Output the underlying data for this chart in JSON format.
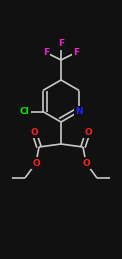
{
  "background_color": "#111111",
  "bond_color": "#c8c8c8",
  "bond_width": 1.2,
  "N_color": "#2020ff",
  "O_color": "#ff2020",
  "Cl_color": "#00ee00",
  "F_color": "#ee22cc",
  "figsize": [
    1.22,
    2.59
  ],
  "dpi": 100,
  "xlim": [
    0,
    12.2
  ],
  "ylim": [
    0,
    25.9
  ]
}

====================

| Your goal |
Pictures are not part of the copy; reproduce everything else in the records exactly.

| Solution to this task |
Output the underlying data for this chart in JSON format.
{
  "background_color": "#111111",
  "bond_color": "#c8c8c8",
  "bond_width": 1.2,
  "N_color": "#2020ff",
  "O_color": "#ff2020",
  "Cl_color": "#00ee00",
  "F_color": "#ee22cc",
  "figsize": [
    1.22,
    2.59
  ],
  "dpi": 100,
  "xlim": [
    0,
    12.2
  ],
  "ylim": [
    0,
    25.9
  ]
}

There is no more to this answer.